- _JOB_
Copy every line of the entries that includes the word "acrimonie".

-- start DATA RECORDS --

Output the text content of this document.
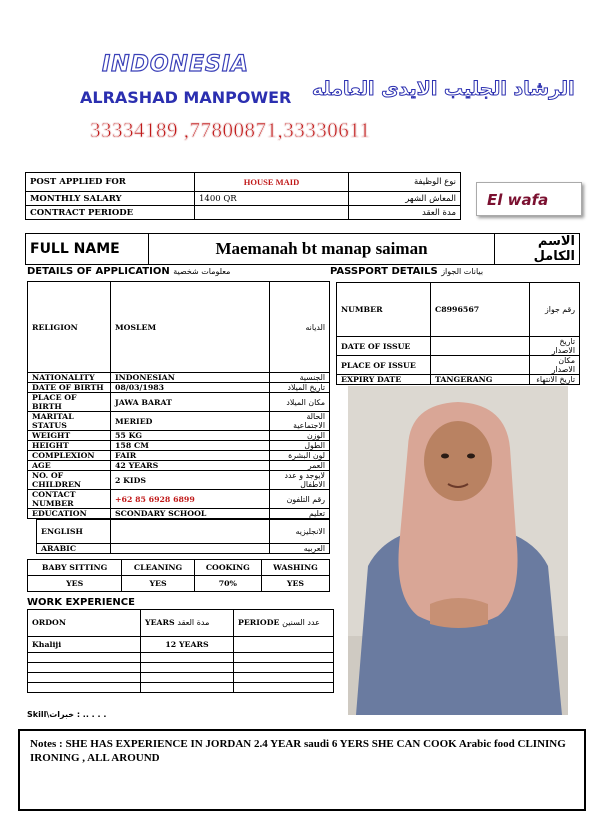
INDONESIA
ALRASHAD MANPOWER
33334189 ,77800871,33330611
الرشاد الجليب الايدى العامله
POST APPLIED FOR	HOUSE MAID	نوع الوظيفة
MONTHLY SALARY	1400 QR	المعاش الشهر
CONTRACT PERIODE		مدة العقد
El wafa
FULL NAME	Maemanah bt manap saiman	الاسم الكامل
DETAILS OF APPLICATION معلومات شخصية
RELIGION	MOSLEM	الديانه
NATIONALITY	INDONESIAN	الجنسية
DATE OF BIRTH	08/03/1983	تاريخ الميلاد
PLACE OF BIRTH	JAWA BARAT	مكان الميلاد
MARITAL STATUS	MERIED	الحالة الاجتماعية
WEIGHT	55 KG	الوزن
HEIGHT	158 CM	الطول
COMPLEXION	FAIR	لون البشرة
AGE	42 YEARS	العمر
NO. OF CHILDREN	2 KIDS	لايوجد و عدد الاطفال
CONTACT NUMBER	+62 85 6928 6899	رقم التلفون
EDUCATION	SCONDARY SCHOOL	تعليم
ENGLISH		الانجليزيه
ARABIC		العربيه
PASSPORT DETAILS بيانات الجواز
NUMBER	C8996567	رقم جواز
DATE OF ISSUE		تاريخ الاصدار
PLACE OF ISSUE		مكان الاصدار
EXPIRY DATE	TANGERANG	تاريخ الانتهاء
BABY SITTING	CLEANING	COOKING	WASHING
YES	YES	70%	YES
WORK EXPERIENCE
ORDON	YEARS مدة العقد	PERIODE عدد السنين
Khaliji	12 YEARS	

Skill\خبرات : .. . . .
Notes : SHE HAS EXPERIENCE IN JORDAN 2.4 YEAR saudi 6 YERS SHE CAN COOK Arabic food CLINING IRONING , ALL AROUND
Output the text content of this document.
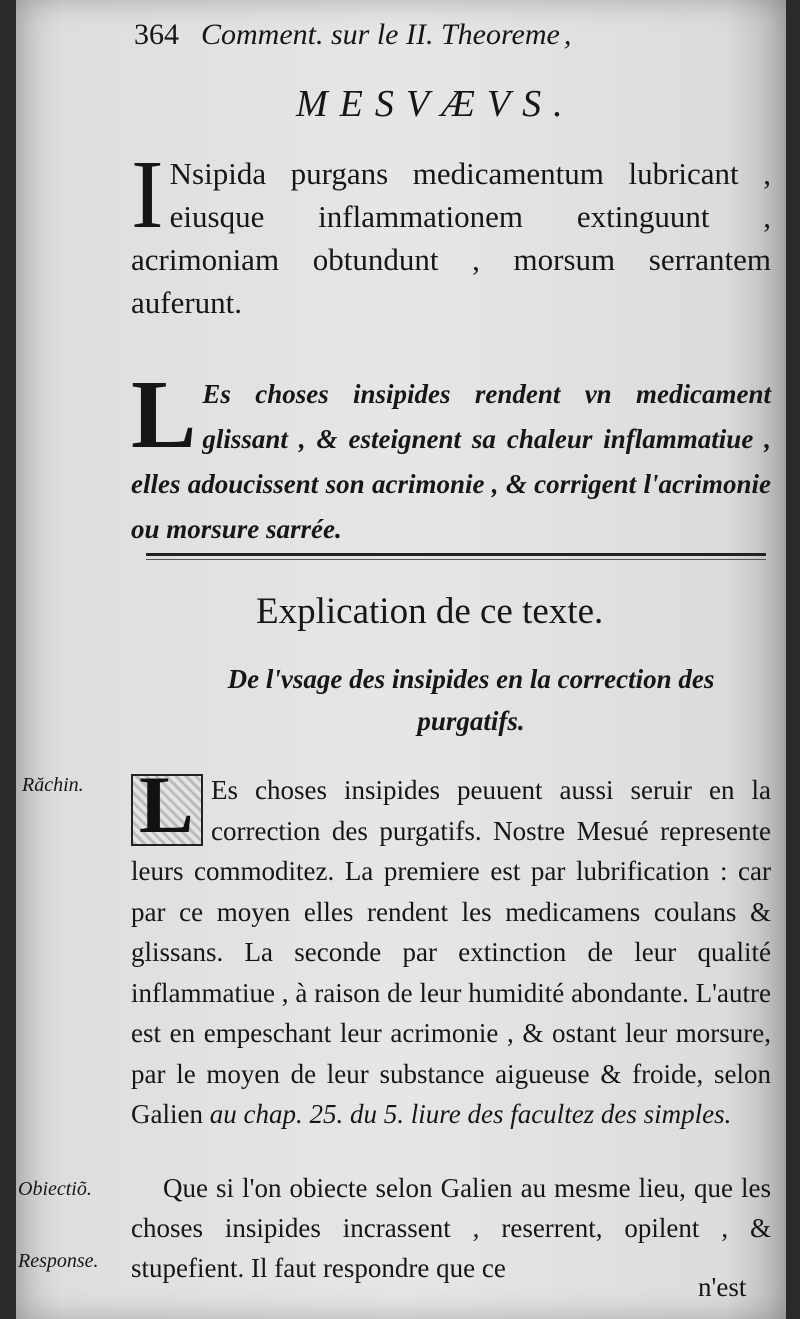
364 Comment. sur le II. Theoreme ,
MESVÆVS.
I Nsipida purgans medicamentum lubricant , eiusque inflammationem extinguunt , acrimoniam obtundunt , morsum serrantem auferunt.
L Es choses insipides rendent vn medicament glissant , & esteignent sa chaleur inflammatiue , elles adoucissent son acrimonie , & corrigent l'acrimonie ou morsure sarrée.
Explication de ce texte.
De l'vsage des insipides en la correction des purgatifs.
Răchin.
Obiectiõ.
Response.
L Es choses insipides peuuent aussi seruir en la correction des purgatifs. Nostre Mesué represente leurs commoditez. La premiere est par lubrification : car par ce moyen elles rendent les medicamens coulans & glissans. La seconde par extinction de leur qualité inflammatiue , à raison de leur humidité abondante. L'autre est en empeschant leur acrimonie , & ostant leur morsure, par le moyen de leur substance aigueuse & froide, selon Galien au chap. 25. du 5. liure des facultez des simples.
Que si l'on obiecte selon Galien au mesme lieu, que les choses insipides incrassent , reserrent, opilent , & stupefient. Il faut respondre que ce
n'est
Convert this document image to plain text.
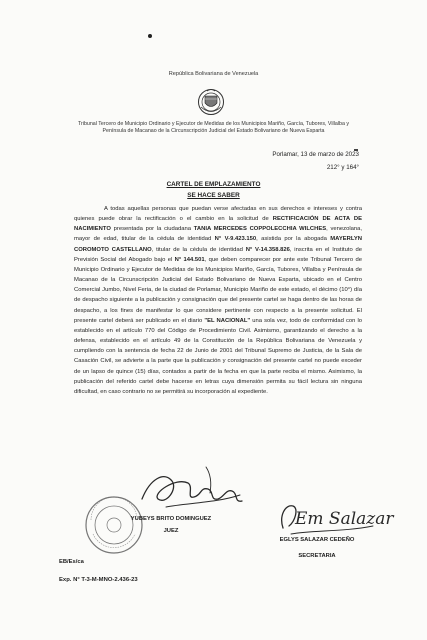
República Bolivariana de Venezuela
Tribunal Tercero de Municipio Ordinario y Ejecutor de Medidas de los Municipios Mariño, García, Tubores, Villalba y Península de Macanao de la Circunscripción Judicial del Estado Bolivariano de Nueva Esparta
Porlamar, 13 de marzo de 2023
212° y 164°
CARTEL DE EMPLAZAMIENTO
SE HACE SABER
A todas aquellas personas que puedan verse afectadas en sus derechos e intereses y contra quienes puede obrar la rectificación o el cambio en la solicitud de RECTIFICACIÓN DE ACTA DE NACIMIENTO presentada por la ciudadana TANIA MERCEDES COPPOLECCHIA WILCHES, venezolana, mayor de edad, titular de la cédula de identidad N° V-9.423.150, asistida por la abogada MAYERLYN COROMOTO CASTELLANO, titular de la cédula de identidad N° V-14.358.826, inscrita en el Instituto de Previsión Social del Abogado bajo el N° 144.501, que deben comparecer por ante este Tribunal Tercero de Municipio Ordinario y Ejecutor de Medidas de los Municipios Mariño, García, Tubores, Villalba y Península de Macanao de la Circunscripción Judicial del Estado Bolivariano de Nueva Esparta, ubicado en el Centro Comercial Jumbo, Nivel Feria, de la ciudad de Porlamar, Municipio Mariño de este estado, el décimo (10°) día de despacho siguiente a la publicación y consignación que del presente cartel se haga dentro de las horas de despacho, a los fines de manifestar lo que considere pertinente con respecto a la presente solicitud. El presente cartel deberá ser publicado en el diario "EL NACIONAL" una sola vez, todo de conformidad con lo establecido en el artículo 770 del Código de Procedimiento Civil. Asimismo, garantizando el derecho a la defensa, establecido en el artículo 49 de la Constitución de la República Bolivariana de Venezuela y cumpliendo con la sentencia de fecha 22 de Junio de 2001 del Tribunal Supremo de Justicia, de la Sala de Casación Civil, se advierte a la parte que la publicación y consignación del presente cartel no puede exceder de un lapso de quince (15) días, contados a partir de la fecha en que la parte reciba el mismo. Asimismo, la publicación del referido cartel debe hacerse en letras cuya dimensión permita su fácil lectura sin ninguna dificultad, en caso contrario no se permitirá su incorporación al expediente.
YUBEYS BRITO DOMINGUEZ
JUEZ
Em Salazar
EGLYS SALAZAR CEDEÑO
SECRETARIA
EB/Es/ca
Exp. N° T-3-M-MNO-2.436-23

-- end DATA RECORDS --

- _WRITTEN RESPONSE_
L Es choses insipides rendent vn medicament glissant , & esteignent sa chaleur inflammatiue , elles adoucissent son acrimonie , & corrigent l'acrimonie ou morsure sarrée.
L Es choses insipides peuuent aussi seruir en la correction des purgatifs. Nostre Mesué represente leurs commoditez. La premiere est par lubrification : car par ce moyen elles rendent les medicamens coulans & glissans. La seconde par extinction de leur qualité inflammatiue , à raison de leur humidité abondante. L'autre est en empeschant leur acrimonie , & ostant leur morsure, par le moyen de leur substance aigueuse & froide, selon Galien au chap. 25. du 5. liure des facultez des simples.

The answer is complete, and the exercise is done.